SOURCE TEXT:
***

🏛️ A Solana Policy Institute-backed super PAC called Sentinel Action Fund pledged $8 million to support Republican Sen. Jon Husted against former Sen. Sherrod Brown in Ohio's special Senate election. The Solana Institute contributed $750,000 and Multicoin Capital added $250,000; recent polls show the race as a statistical tie.
📈 Bitwise launched the Bitwise Avalanche ETF (NYSE: BAVA) with a 0.34% sponsor fee, waived for the first month on the first $500 million in assets. Bitwise plans to stake approximately 70% of the fund's AVAX holdings through its in-house Bitwise Onchain Solutions division, targeting the network's average staking reward of 5.4%.
📈 21Shares filed a second amendment to its Hyperliquid ETF registration with the SEC, seeking to list the fund under ticker THYP on the Nasdaq. The filing includes plans to stake a portion of the fund's HYPE holdings through third-party providers including Figment.

***

DATA FOR ANALYSIS:
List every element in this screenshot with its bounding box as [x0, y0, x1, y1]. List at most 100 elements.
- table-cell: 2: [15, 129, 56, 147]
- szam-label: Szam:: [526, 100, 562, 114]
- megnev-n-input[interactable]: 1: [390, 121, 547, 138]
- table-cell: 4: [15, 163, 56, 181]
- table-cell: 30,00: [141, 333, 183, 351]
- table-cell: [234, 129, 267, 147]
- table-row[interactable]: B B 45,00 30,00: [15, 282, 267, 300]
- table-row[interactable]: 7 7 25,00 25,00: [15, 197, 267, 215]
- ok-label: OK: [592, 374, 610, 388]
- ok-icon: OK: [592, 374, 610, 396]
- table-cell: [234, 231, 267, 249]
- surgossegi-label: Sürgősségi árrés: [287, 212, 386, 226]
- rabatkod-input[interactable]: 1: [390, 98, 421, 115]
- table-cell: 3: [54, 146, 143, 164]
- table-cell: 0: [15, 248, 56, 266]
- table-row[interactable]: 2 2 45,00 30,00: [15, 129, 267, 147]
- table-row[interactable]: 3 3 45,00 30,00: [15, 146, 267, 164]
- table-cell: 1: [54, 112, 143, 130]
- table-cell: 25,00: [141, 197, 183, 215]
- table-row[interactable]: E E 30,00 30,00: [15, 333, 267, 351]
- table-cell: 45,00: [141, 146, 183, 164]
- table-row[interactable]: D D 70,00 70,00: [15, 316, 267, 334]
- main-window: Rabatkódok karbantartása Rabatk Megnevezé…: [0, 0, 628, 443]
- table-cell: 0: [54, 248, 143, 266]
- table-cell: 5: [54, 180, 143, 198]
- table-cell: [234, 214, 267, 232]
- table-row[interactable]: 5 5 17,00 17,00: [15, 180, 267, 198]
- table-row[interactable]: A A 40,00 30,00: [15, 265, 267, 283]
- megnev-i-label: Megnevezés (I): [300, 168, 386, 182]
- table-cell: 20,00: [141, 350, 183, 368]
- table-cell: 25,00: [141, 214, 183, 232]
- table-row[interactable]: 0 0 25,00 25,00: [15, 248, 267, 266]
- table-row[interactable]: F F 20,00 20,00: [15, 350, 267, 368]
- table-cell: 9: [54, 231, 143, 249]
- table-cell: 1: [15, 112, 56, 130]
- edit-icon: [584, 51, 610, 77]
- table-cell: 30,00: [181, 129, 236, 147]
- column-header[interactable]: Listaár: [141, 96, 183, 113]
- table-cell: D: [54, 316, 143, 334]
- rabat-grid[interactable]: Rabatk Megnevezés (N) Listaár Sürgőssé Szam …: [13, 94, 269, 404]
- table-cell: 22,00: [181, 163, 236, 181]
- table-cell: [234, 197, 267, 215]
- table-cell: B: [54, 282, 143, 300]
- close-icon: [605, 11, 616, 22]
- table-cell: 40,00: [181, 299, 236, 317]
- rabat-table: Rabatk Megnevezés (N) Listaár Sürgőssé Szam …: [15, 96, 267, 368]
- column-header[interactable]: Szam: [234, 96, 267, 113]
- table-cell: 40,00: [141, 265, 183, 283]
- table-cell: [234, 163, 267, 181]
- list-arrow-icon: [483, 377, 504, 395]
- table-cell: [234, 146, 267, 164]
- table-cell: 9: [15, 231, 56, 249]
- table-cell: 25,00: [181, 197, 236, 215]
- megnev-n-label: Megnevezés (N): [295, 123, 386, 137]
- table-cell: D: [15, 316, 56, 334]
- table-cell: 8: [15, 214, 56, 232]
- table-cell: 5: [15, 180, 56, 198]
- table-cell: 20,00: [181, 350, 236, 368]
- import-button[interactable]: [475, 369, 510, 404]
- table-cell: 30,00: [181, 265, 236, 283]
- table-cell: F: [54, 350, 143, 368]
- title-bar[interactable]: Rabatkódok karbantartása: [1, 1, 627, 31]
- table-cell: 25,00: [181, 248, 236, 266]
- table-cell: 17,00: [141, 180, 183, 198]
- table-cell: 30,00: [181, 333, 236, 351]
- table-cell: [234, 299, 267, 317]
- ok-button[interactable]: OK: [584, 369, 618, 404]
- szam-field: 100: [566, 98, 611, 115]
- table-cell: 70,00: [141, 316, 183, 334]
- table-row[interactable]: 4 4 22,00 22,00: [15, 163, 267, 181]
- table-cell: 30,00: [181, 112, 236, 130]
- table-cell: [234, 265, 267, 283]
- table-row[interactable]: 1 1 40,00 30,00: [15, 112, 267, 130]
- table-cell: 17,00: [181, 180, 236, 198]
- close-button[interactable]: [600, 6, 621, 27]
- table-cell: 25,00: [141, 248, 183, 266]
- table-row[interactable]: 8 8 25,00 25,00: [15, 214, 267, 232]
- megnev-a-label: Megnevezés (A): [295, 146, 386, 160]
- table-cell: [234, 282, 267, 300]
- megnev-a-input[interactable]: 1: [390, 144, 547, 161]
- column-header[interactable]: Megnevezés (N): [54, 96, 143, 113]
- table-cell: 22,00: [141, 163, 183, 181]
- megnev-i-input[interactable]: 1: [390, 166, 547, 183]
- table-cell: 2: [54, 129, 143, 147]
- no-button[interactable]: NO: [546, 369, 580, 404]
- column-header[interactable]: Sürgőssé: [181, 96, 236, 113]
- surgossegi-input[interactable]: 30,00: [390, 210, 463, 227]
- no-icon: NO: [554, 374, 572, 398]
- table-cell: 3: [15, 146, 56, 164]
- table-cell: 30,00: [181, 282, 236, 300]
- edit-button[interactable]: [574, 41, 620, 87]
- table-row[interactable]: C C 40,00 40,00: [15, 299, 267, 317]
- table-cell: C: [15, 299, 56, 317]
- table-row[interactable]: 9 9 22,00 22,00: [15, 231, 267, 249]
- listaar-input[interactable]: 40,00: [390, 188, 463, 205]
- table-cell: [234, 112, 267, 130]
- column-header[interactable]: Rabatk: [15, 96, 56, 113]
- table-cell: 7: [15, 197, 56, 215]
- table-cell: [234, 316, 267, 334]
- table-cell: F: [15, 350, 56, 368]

***

EXERCISE INSTRUCTIONS:
Reproduce the crypto news briefs about the Sentinel Action Fund, Bitwise, and 21Shares in full, word for word, including the emoji at the start of each line.

ANSWER SECTION:
🏛️ A Solana Policy Institute-backed super PAC called Sentinel Action Fund pledged $8 million to support Republican Sen. Jon Husted against former Sen. Sherrod Brown in Ohio's special Senate election. The Solana Institute contributed $750,000 and Multicoin Capital added $250,000; recent polls show the race as a statistical tie.
📈 Bitwise launched the Bitwise Avalanche ETF (NYSE: BAVA) with a 0.34% sponsor fee, waived for the first month on the first $500 million in assets. Bitwise plans to stake approximately 70% of the fund's AVAX holdings through its in-house Bitwise Onchain Solutions division, targeting the network's average staking reward of 5.4%.
📈 21Shares filed a second amendment to its Hyperliquid ETF registration with the SEC, seeking to list the fund under ticker THYP on the Nasdaq. The filing includes plans to stake a portion of the fund's HYPE holdings through third-party providers including Figment.